## Brief
Work out how many lines have "code" in them. Give only that number.

>> Begin Stored records

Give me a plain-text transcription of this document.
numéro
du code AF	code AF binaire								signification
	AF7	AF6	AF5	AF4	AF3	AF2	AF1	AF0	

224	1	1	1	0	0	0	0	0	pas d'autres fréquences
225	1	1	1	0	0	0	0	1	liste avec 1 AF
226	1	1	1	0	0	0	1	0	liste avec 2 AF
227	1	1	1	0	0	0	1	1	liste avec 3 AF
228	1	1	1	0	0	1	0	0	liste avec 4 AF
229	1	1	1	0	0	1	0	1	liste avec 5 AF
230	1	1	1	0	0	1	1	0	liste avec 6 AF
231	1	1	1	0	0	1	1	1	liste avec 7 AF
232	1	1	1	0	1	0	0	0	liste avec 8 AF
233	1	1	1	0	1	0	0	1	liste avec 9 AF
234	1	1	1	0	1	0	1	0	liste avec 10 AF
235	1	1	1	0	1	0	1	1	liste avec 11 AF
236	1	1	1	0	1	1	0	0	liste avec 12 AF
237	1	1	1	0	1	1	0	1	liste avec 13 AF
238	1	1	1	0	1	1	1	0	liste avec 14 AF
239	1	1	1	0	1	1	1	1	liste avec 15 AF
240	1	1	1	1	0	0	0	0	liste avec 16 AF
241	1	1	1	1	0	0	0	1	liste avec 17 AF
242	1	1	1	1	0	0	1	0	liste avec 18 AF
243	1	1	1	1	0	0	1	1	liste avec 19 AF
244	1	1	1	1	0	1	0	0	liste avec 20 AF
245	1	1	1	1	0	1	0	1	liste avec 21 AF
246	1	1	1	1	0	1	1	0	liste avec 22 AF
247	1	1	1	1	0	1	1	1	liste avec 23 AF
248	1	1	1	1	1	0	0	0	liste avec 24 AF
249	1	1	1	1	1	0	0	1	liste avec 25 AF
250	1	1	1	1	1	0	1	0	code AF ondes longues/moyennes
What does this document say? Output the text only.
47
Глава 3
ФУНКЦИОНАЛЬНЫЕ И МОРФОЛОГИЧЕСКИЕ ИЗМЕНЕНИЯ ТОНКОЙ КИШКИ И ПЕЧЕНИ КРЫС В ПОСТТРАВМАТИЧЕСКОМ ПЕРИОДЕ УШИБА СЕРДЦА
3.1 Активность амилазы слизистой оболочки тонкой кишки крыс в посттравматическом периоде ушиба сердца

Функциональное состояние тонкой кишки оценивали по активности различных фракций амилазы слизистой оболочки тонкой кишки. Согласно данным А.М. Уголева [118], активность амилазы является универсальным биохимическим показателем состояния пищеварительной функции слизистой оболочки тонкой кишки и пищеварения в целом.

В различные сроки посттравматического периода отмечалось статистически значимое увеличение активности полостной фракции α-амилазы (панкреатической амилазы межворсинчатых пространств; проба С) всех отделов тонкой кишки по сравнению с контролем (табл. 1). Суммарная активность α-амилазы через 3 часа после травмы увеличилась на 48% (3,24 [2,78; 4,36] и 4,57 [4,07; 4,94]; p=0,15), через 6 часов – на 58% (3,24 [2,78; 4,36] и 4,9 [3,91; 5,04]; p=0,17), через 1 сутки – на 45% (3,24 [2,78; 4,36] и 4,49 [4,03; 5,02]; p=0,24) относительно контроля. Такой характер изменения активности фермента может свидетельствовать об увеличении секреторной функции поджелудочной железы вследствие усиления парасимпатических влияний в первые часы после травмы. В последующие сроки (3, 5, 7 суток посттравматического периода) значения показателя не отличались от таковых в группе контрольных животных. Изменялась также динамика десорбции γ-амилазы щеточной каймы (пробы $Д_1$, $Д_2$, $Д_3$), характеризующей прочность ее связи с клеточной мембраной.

>> End Stored records

## Problem solution
2